■ **Exercise**:
Search the records below for the word "indicator" and show every line where it occurs.

— Start of Information supplied —

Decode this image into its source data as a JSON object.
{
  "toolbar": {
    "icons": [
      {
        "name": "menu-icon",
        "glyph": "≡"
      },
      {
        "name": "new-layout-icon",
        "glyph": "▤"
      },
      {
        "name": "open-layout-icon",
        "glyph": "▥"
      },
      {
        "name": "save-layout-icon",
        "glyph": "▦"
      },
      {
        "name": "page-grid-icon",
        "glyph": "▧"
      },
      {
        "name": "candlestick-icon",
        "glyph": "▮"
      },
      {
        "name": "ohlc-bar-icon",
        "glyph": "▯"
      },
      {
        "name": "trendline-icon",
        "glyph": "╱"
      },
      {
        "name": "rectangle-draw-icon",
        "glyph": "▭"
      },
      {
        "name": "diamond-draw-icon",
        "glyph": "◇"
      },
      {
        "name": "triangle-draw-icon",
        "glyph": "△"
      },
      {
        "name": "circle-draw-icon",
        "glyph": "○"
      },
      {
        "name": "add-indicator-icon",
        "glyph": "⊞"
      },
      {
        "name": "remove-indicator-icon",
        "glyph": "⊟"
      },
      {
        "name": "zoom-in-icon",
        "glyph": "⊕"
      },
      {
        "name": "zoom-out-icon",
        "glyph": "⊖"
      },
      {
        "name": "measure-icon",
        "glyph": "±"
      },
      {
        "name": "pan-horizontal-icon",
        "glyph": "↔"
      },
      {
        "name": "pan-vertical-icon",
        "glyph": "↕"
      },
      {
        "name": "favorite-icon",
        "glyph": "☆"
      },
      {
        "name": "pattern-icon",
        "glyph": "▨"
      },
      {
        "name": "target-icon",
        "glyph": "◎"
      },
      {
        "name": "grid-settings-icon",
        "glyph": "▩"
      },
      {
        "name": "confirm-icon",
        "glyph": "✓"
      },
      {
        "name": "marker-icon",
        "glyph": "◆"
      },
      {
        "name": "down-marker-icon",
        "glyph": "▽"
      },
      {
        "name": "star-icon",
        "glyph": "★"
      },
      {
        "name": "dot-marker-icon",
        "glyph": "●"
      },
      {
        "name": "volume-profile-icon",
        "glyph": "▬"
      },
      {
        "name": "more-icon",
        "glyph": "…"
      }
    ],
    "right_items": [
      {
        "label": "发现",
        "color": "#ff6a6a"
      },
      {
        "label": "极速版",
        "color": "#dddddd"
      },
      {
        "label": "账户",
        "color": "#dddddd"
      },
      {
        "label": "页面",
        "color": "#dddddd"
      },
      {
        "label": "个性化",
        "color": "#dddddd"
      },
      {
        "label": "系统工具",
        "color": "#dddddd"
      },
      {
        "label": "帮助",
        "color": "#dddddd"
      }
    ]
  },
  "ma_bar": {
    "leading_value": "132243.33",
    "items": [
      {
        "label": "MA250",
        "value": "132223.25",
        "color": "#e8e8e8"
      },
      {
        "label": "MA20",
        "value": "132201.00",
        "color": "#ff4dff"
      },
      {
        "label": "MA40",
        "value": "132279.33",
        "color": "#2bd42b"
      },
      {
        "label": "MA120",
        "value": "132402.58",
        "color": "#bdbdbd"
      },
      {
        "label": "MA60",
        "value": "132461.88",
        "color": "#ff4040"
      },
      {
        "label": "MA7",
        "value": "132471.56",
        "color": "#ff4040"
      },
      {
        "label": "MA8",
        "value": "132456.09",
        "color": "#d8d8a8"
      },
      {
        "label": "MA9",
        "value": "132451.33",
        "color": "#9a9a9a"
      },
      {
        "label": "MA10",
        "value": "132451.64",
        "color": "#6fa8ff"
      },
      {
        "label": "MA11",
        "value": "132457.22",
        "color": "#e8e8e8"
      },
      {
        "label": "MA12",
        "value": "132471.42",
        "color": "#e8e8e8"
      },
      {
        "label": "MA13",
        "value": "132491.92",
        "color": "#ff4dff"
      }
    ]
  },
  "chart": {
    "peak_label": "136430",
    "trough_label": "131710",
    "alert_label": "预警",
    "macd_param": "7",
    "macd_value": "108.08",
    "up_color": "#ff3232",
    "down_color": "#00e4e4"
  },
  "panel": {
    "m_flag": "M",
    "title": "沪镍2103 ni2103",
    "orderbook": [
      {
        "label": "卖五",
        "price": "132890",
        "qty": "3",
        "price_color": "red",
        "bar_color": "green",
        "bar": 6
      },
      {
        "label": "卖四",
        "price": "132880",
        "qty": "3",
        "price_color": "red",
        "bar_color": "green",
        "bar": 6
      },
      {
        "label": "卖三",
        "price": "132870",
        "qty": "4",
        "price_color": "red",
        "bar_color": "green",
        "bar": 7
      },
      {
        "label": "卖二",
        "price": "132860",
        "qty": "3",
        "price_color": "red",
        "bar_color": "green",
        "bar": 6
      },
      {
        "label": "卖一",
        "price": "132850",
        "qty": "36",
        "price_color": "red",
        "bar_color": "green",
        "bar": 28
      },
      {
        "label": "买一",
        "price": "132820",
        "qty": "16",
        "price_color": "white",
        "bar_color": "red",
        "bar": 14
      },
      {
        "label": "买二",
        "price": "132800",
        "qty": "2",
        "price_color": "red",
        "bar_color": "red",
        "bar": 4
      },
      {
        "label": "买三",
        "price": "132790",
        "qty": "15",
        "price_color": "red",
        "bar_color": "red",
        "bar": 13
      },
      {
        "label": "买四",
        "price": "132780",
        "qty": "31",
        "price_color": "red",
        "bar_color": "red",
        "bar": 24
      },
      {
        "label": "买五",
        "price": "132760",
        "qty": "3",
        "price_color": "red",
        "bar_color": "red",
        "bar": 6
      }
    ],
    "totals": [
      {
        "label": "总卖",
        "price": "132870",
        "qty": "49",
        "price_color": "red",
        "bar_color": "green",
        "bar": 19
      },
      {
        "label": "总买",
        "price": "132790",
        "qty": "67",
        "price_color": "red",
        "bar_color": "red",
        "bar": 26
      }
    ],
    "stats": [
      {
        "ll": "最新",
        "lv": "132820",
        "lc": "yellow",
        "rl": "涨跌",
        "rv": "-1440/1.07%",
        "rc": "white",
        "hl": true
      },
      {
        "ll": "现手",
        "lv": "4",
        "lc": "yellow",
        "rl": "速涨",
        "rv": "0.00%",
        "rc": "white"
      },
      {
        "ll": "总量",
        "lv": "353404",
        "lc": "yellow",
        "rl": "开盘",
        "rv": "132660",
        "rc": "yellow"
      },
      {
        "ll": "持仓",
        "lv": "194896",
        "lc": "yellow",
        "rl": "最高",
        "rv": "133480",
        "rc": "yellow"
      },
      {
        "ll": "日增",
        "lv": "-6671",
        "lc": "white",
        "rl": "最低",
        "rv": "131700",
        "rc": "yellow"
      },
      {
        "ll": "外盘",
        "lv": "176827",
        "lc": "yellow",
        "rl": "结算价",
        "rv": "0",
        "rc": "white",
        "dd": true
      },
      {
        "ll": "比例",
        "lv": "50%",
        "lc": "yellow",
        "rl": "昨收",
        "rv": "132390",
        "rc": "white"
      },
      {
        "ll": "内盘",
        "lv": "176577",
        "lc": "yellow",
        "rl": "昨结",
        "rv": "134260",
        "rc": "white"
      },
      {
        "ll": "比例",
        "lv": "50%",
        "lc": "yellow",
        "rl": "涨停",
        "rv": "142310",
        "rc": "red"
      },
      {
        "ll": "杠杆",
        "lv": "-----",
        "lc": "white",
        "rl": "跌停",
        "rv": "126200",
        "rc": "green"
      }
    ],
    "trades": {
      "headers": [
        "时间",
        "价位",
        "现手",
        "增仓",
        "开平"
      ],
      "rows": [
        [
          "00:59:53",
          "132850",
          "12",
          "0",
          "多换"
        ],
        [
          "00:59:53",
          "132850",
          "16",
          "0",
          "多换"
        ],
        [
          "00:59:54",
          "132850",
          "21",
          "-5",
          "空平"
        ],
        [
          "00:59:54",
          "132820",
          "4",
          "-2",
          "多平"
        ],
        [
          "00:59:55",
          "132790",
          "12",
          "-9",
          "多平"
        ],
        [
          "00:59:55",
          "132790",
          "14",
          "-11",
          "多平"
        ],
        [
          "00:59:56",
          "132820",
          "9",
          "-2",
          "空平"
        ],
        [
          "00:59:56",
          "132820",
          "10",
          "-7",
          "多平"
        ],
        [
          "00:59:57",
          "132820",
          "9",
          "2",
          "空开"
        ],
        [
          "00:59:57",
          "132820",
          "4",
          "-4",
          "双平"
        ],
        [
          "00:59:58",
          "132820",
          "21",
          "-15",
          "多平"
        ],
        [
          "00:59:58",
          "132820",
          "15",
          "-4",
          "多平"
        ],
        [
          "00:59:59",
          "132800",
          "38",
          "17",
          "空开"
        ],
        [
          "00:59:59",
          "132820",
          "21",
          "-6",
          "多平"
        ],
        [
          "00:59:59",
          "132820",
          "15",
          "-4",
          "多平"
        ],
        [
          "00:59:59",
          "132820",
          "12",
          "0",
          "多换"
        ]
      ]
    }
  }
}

— End of Information supplied —

■ **Answer for the task**:
        "name": "add-indicator-icon",
        "name": "remove-indicator-icon",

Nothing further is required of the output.